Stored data
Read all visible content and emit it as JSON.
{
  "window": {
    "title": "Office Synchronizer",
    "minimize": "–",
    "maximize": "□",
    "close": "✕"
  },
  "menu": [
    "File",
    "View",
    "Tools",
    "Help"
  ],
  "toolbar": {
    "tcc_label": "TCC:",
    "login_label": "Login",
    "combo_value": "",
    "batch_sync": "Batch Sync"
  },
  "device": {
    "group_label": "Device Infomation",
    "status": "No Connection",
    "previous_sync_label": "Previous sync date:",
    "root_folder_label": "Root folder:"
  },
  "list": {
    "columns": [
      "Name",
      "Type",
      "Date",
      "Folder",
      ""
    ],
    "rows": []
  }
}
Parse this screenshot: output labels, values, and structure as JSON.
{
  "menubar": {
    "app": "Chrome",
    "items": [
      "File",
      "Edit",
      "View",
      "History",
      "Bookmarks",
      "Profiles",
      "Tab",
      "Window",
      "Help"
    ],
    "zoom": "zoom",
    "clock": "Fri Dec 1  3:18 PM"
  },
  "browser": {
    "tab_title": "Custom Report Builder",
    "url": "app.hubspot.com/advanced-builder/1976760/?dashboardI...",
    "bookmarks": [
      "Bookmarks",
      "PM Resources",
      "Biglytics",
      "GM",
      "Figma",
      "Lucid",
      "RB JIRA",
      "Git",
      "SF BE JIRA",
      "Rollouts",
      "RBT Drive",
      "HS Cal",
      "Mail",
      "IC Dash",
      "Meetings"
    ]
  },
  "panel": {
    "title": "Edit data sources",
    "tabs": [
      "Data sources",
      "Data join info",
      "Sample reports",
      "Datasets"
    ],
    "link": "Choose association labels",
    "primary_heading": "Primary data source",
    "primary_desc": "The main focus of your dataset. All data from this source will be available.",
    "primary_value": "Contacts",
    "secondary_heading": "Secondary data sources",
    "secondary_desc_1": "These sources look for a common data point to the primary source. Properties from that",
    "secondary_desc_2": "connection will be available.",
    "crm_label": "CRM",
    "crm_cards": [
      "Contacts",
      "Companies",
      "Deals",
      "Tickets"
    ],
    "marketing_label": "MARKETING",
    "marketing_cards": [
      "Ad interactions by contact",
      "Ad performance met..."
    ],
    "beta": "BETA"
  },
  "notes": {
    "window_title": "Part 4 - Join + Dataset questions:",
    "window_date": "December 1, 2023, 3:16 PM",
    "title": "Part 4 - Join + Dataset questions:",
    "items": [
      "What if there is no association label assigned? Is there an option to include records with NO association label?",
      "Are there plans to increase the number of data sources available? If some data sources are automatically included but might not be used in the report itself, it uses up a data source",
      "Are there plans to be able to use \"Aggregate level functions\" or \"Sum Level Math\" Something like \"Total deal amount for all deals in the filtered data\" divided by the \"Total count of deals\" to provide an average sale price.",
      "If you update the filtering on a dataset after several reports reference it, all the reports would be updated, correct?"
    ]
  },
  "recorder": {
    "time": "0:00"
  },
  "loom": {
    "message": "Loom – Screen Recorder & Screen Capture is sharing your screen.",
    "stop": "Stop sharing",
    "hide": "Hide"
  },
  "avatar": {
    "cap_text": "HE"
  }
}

__The request__: Return all of the data word for word.

__Exercise answer__:
Read all visible content and emit it as JSON.
{
  "window": {
    "title": "Office Synchronizer",
    "minimize": "–",
    "maximize": "□",
    "close": "✕"
  },
  "menu": [
    "File",
    "View",
    "Tools",
    "Help"
  ],
  "toolbar": {
    "tcc_label": "TCC:",
    "login_label": "Login",
    "combo_value": "",
    "batch_sync": "Batch Sync"
  },
  "device": {
    "group_label": "Device Infomation",
    "status": "No Connection",
    "previous_sync_label": "Previous sync date:",
    "root_folder_label": "Root folder:"
  },
  "list": {
    "columns": [
      "Name",
      "Type",
      "Date",
      "Folder",
      ""
    ],
    "rows": []
  }
}
Parse this screenshot: output labels, values, and structure as JSON.
{
  "menubar": {
    "app": "Chrome",
    "items": [
      "File",
      "Edit",
      "View",
      "History",
      "Bookmarks",
      "Profiles",
      "Tab",
      "Window",
      "Help"
    ],
    "zoom": "zoom",
    "clock": "Fri Dec 1  3:18 PM"
  },
  "browser": {
    "tab_title": "Custom Report Builder",
    "url": "app.hubspot.com/advanced-builder/1976760/?dashboardI...",
    "bookmarks": [
      "Bookmarks",
      "PM Resources",
      "Biglytics",
      "GM",
      "Figma",
      "Lucid",
      "RB JIRA",
      "Git",
      "SF BE JIRA",
      "Rollouts",
      "RBT Drive",
      "HS Cal",
      "Mail",
      "IC Dash",
      "Meetings"
    ]
  },
  "panel": {
    "title": "Edit data sources",
    "tabs": [
      "Data sources",
      "Data join info",
      "Sample reports",
      "Datasets"
    ],
    "link": "Choose association labels",
    "primary_heading": "Primary data source",
    "primary_desc": "The main focus of your dataset. All data from this source will be available.",
    "primary_value": "Contacts",
    "secondary_heading": "Secondary data sources",
    "secondary_desc_1": "These sources look for a common data point to the primary source. Properties from that",
    "secondary_desc_2": "connection will be available.",
    "crm_label": "CRM",
    "crm_cards": [
      "Contacts",
      "Companies",
      "Deals",
      "Tickets"
    ],
    "marketing_label": "MARKETING",
    "marketing_cards": [
      "Ad interactions by contact",
      "Ad performance met..."
    ],
    "beta": "BETA"
  },
  "notes": {
    "window_title": "Part 4 - Join + Dataset questions:",
    "window_date": "December 1, 2023, 3:16 PM",
    "title": "Part 4 - Join + Dataset questions:",
    "items": [
      "What if there is no association label assigned? Is there an option to include records with NO association label?",
      "Are there plans to increase the number of data sources available? If some data sources are automatically included but might not be used in the report itself, it uses up a data source",
      "Are there plans to be able to use \"Aggregate level functions\" or \"Sum Level Math\" Something like \"Total deal amount for all deals in the filtered data\" divided by the \"Total count of deals\" to provide an average sale price.",
      "If you update the filtering on a dataset after several reports reference it, all the reports would be updated, correct?"
    ]
  },
  "recorder": {
    "time": "0:00"
  },
  "loom": {
    "message": "Loom – Screen Recorder & Screen Capture is sharing your screen.",
    "stop": "Stop sharing",
    "hide": "Hide"
  },
  "avatar": {
    "cap_text": "HE"
  }
}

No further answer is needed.